GIVEN TASK:
Omit the pictures and return every entry exactly as written.

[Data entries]
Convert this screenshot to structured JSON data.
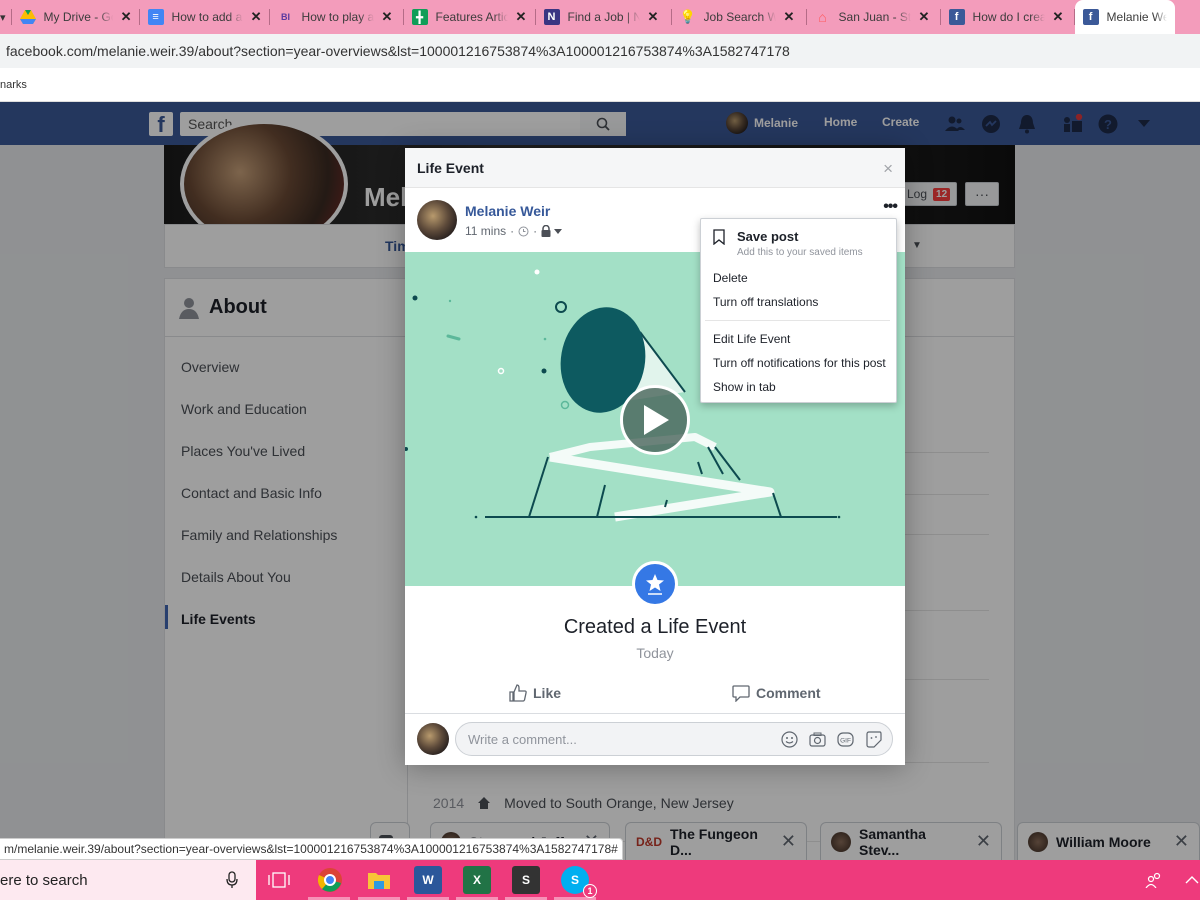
{
  "browser": {
    "tabs": [
      {
        "label": "My Drive - Google Drive",
        "icon": "google-drive-icon",
        "color": "#1fa463"
      },
      {
        "label": "How to add a",
        "icon": "google-docs-icon",
        "color": "#4285f4"
      },
      {
        "label": "How to play a",
        "icon": "bi-icon",
        "color": "#5b3aa0"
      },
      {
        "label": "Features Article",
        "icon": "google-sheets-icon",
        "color": "#0f9d58"
      },
      {
        "label": "Find a Job | N",
        "icon": "onenote-icon",
        "color": "#3a3582"
      },
      {
        "label": "Job Search W",
        "icon": "lightbulb-icon",
        "color": "#1b84d8"
      },
      {
        "label": "San Juan - Sta",
        "icon": "airbnb-icon",
        "color": "#ff5a5f"
      },
      {
        "label": "How do I crea",
        "icon": "facebook-icon",
        "color": "#3b5998"
      },
      {
        "label": "Melanie We",
        "icon": "facebook-icon",
        "color": "#3b5998",
        "active": true
      }
    ],
    "address": "facebook.com/melanie.weir.39/about?section=year-overviews&lst=100001216753874%3A100001216753874%3A1582747178",
    "bookmarks_label": "narks",
    "status_url": "m/melanie.weir.39/about?section=year-overviews&lst=100001216753874%3A100001216753874%3A1582747178#"
  },
  "fb": {
    "search_placeholder": "Search",
    "user_name": "Melanie",
    "nav": {
      "home": "Home",
      "create": "Create"
    },
    "colors": {
      "brand": "#3b5998",
      "accent": "#365899",
      "event": "#3578e5",
      "media_bg": "#a3e0c6",
      "media_dark": "#0d5a60"
    }
  },
  "profile": {
    "name_partial": "Mel",
    "timeline_partial": "Tim",
    "activity_log": "Log",
    "activity_badge": "12",
    "more": "···"
  },
  "about": {
    "title": "About",
    "items": [
      {
        "label": "Overview"
      },
      {
        "label": "Work and Education"
      },
      {
        "label": "Places You've Lived"
      },
      {
        "label": "Contact and Basic Info"
      },
      {
        "label": "Family and Relationships"
      },
      {
        "label": "Details About You"
      },
      {
        "label": "Life Events",
        "active": true
      }
    ],
    "year_event": {
      "year": "2014",
      "text": "Moved to South Orange, New Jersey"
    }
  },
  "modal": {
    "title": "Life Event",
    "close": "×",
    "author": "Melanie Weir",
    "time": "11 mins",
    "more": "•••",
    "event_title": "Created a Life Event",
    "event_date": "Today",
    "like": "Like",
    "comment": "Comment",
    "comment_placeholder": "Write a comment..."
  },
  "menu": {
    "save_title": "Save post",
    "save_subtitle": "Add this to your saved items",
    "items_group1": [
      "Delete",
      "Turn off translations"
    ],
    "items_group2": [
      "Edit Life Event",
      "Turn off notifications for this post",
      "Show in tab"
    ]
  },
  "chats": [
    {
      "label": "Steve and Jeff",
      "partial": true
    },
    {
      "label": "The Fungeon D...",
      "icon": "dnd-icon"
    },
    {
      "label": "Samantha Stev..."
    },
    {
      "label": "William Moore"
    }
  ],
  "taskbar": {
    "search_partial": "ere to search",
    "skype_badge": "1"
  }
}
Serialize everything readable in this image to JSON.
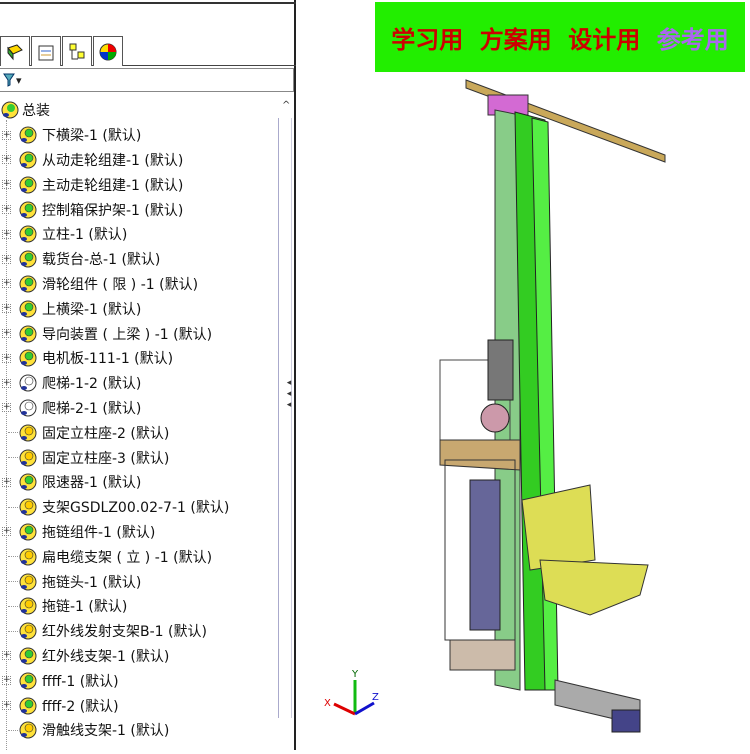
{
  "tabs": [
    {
      "name": "feature-manager-tab"
    },
    {
      "name": "property-manager-tab"
    },
    {
      "name": "configuration-manager-tab"
    },
    {
      "name": "appearance-tab"
    }
  ],
  "filter": {
    "icon": "filter-icon",
    "arrow": "▾"
  },
  "tree": {
    "root": "总装",
    "items": [
      {
        "label": "下横梁-1 (默认)",
        "exp": true,
        "c": "g"
      },
      {
        "label": "从动走轮组建-1 (默认)",
        "exp": true,
        "c": "g"
      },
      {
        "label": "主动走轮组建-1 (默认)",
        "exp": true,
        "c": "g"
      },
      {
        "label": "控制箱保护架-1 (默认)",
        "exp": true,
        "c": "g"
      },
      {
        "label": "立柱-1 (默认)",
        "exp": true,
        "c": "g"
      },
      {
        "label": "载货台-总-1 (默认)",
        "exp": true,
        "c": "g"
      },
      {
        "label": "滑轮组件 ( 限 ) -1 (默认)",
        "exp": true,
        "c": "g"
      },
      {
        "label": "上横梁-1 (默认)",
        "exp": true,
        "c": "g"
      },
      {
        "label": "导向装置 ( 上梁 ) -1 (默认)",
        "exp": true,
        "c": "g"
      },
      {
        "label": "电机板-111-1 (默认)",
        "exp": true,
        "c": "g"
      },
      {
        "label": "爬梯-1-2 (默认)",
        "exp": true,
        "c": "w"
      },
      {
        "label": "爬梯-2-1 (默认)",
        "exp": true,
        "c": "w"
      },
      {
        "label": "固定立柱座-2 (默认)",
        "exp": false,
        "c": "y"
      },
      {
        "label": "固定立柱座-3 (默认)",
        "exp": false,
        "c": "y"
      },
      {
        "label": "限速器-1 (默认)",
        "exp": true,
        "c": "g"
      },
      {
        "label": "支架GSDLZ00.02-7-1 (默认)",
        "exp": false,
        "c": "y"
      },
      {
        "label": "拖链组件-1 (默认)",
        "exp": true,
        "c": "g"
      },
      {
        "label": "扁电缆支架 ( 立 ) -1 (默认)",
        "exp": false,
        "c": "y"
      },
      {
        "label": "拖链头-1 (默认)",
        "exp": false,
        "c": "y"
      },
      {
        "label": "拖链-1 (默认)",
        "exp": false,
        "c": "y"
      },
      {
        "label": "红外线发射支架B-1 (默认)",
        "exp": false,
        "c": "y"
      },
      {
        "label": "红外线支架-1 (默认)",
        "exp": true,
        "c": "g"
      },
      {
        "label": "ffff-1 (默认)",
        "exp": true,
        "c": "g"
      },
      {
        "label": "ffff-2 (默认)",
        "exp": true,
        "c": "g"
      },
      {
        "label": "滑触线支架-1 (默认)",
        "exp": false,
        "c": "y"
      }
    ]
  },
  "banner": {
    "items": [
      {
        "text": "学习用",
        "color": "#cc0000"
      },
      {
        "text": "方案用",
        "color": "#cc0000"
      },
      {
        "text": "设计用",
        "color": "#cc0000"
      },
      {
        "text": "参考用",
        "color": "#aa66ee"
      }
    ]
  },
  "triad": {
    "x": "X",
    "y": "Y",
    "z": "Z"
  }
}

FULL OUTPUT:
Convert this screenshot to structured JSON data.
{
  "browser": {
    "tabs": [
      {
        "label": "My Drive - Google Drive",
        "icon": "google-drive-icon",
        "color": "#1fa463"
      },
      {
        "label": "How to add a",
        "icon": "google-docs-icon",
        "color": "#4285f4"
      },
      {
        "label": "How to play a",
        "icon": "bi-icon",
        "color": "#5b3aa0"
      },
      {
        "label": "Features Article",
        "icon": "google-sheets-icon",
        "color": "#0f9d58"
      },
      {
        "label": "Find a Job | N",
        "icon": "onenote-icon",
        "color": "#3a3582"
      },
      {
        "label": "Job Search W",
        "icon": "lightbulb-icon",
        "color": "#1b84d8"
      },
      {
        "label": "San Juan - Sta",
        "icon": "airbnb-icon",
        "color": "#ff5a5f"
      },
      {
        "label": "How do I crea",
        "icon": "facebook-icon",
        "color": "#3b5998"
      },
      {
        "label": "Melanie We",
        "icon": "facebook-icon",
        "color": "#3b5998",
        "active": true
      }
    ],
    "address": "facebook.com/melanie.weir.39/about?section=year-overviews&lst=100001216753874%3A100001216753874%3A1582747178",
    "bookmarks_label": "narks",
    "status_url": "m/melanie.weir.39/about?section=year-overviews&lst=100001216753874%3A100001216753874%3A1582747178#"
  },
  "fb": {
    "search_placeholder": "Search",
    "user_name": "Melanie",
    "nav": {
      "home": "Home",
      "create": "Create"
    },
    "colors": {
      "brand": "#3b5998",
      "accent": "#365899",
      "event": "#3578e5",
      "media_bg": "#a3e0c6",
      "media_dark": "#0d5a60"
    }
  },
  "profile": {
    "name_partial": "Mel",
    "timeline_partial": "Tim",
    "activity_log": "Log",
    "activity_badge": "12",
    "more": "···"
  },
  "about": {
    "title": "About",
    "items": [
      {
        "label": "Overview"
      },
      {
        "label": "Work and Education"
      },
      {
        "label": "Places You've Lived"
      },
      {
        "label": "Contact and Basic Info"
      },
      {
        "label": "Family and Relationships"
      },
      {
        "label": "Details About You"
      },
      {
        "label": "Life Events",
        "active": true
      }
    ],
    "year_event": {
      "year": "2014",
      "text": "Moved to South Orange, New Jersey"
    }
  },
  "modal": {
    "title": "Life Event",
    "close": "×",
    "author": "Melanie Weir",
    "time": "11 mins",
    "more": "•••",
    "event_title": "Created a Life Event",
    "event_date": "Today",
    "like": "Like",
    "comment": "Comment",
    "comment_placeholder": "Write a comment..."
  },
  "menu": {
    "save_title": "Save post",
    "save_subtitle": "Add this to your saved items",
    "items_group1": [
      "Delete",
      "Turn off translations"
    ],
    "items_group2": [
      "Edit Life Event",
      "Turn off notifications for this post",
      "Show in tab"
    ]
  },
  "chats": [
    {
      "label": "Steve and Jeff",
      "partial": true
    },
    {
      "label": "The Fungeon D...",
      "icon": "dnd-icon"
    },
    {
      "label": "Samantha Stev..."
    },
    {
      "label": "William Moore"
    }
  ],
  "taskbar": {
    "search_partial": "ere to search",
    "skype_badge": "1"
  }
}
Serialize everything readable in this image to JSON.
{
  "tabs": [
    {
      "name": "feature-manager-tab"
    },
    {
      "name": "property-manager-tab"
    },
    {
      "name": "configuration-manager-tab"
    },
    {
      "name": "appearance-tab"
    }
  ],
  "filter": {
    "icon": "filter-icon",
    "arrow": "▾"
  },
  "tree": {
    "root": "总装",
    "items": [
      {
        "label": "下横梁-1 (默认)",
        "exp": true,
        "c": "g"
      },
      {
        "label": "从动走轮组建-1 (默认)",
        "exp": true,
        "c": "g"
      },
      {
        "label": "主动走轮组建-1 (默认)",
        "exp": true,
        "c": "g"
      },
      {
        "label": "控制箱保护架-1 (默认)",
        "exp": true,
        "c": "g"
      },
      {
        "label": "立柱-1 (默认)",
        "exp": true,
        "c": "g"
      },
      {
        "label": "载货台-总-1 (默认)",
        "exp": true,
        "c": "g"
      },
      {
        "label": "滑轮组件 ( 限 ) -1 (默认)",
        "exp": true,
        "c": "g"
      },
      {
        "label": "上横梁-1 (默认)",
        "exp": true,
        "c": "g"
      },
      {
        "label": "导向装置 ( 上梁 ) -1 (默认)",
        "exp": true,
        "c": "g"
      },
      {
        "label": "电机板-111-1 (默认)",
        "exp": true,
        "c": "g"
      },
      {
        "label": "爬梯-1-2 (默认)",
        "exp": true,
        "c": "w"
      },
      {
        "label": "爬梯-2-1 (默认)",
        "exp": true,
        "c": "w"
      },
      {
        "label": "固定立柱座-2 (默认)",
        "exp": false,
        "c": "y"
      },
      {
        "label": "固定立柱座-3 (默认)",
        "exp": false,
        "c": "y"
      },
      {
        "label": "限速器-1 (默认)",
        "exp": true,
        "c": "g"
      },
      {
        "label": "支架GSDLZ00.02-7-1 (默认)",
        "exp": false,
        "c": "y"
      },
      {
        "label": "拖链组件-1 (默认)",
        "exp": true,
        "c": "g"
      },
      {
        "label": "扁电缆支架 ( 立 ) -1 (默认)",
        "exp": false,
        "c": "y"
      },
      {
        "label": "拖链头-1 (默认)",
        "exp": false,
        "c": "y"
      },
      {
        "label": "拖链-1 (默认)",
        "exp": false,
        "c": "y"
      },
      {
        "label": "红外线发射支架B-1 (默认)",
        "exp": false,
        "c": "y"
      },
      {
        "label": "红外线支架-1 (默认)",
        "exp": true,
        "c": "g"
      },
      {
        "label": "ffff-1 (默认)",
        "exp": true,
        "c": "g"
      },
      {
        "label": "ffff-2 (默认)",
        "exp": true,
        "c": "g"
      },
      {
        "label": "滑触线支架-1 (默认)",
        "exp": false,
        "c": "y"
      }
    ]
  },
  "banner": {
    "items": [
      {
        "text": "学习用",
        "color": "#cc0000"
      },
      {
        "text": "方案用",
        "color": "#cc0000"
      },
      {
        "text": "设计用",
        "color": "#cc0000"
      },
      {
        "text": "参考用",
        "color": "#aa66ee"
      }
    ]
  },
  "triad": {
    "x": "X",
    "y": "Y",
    "z": "Z"
  }
}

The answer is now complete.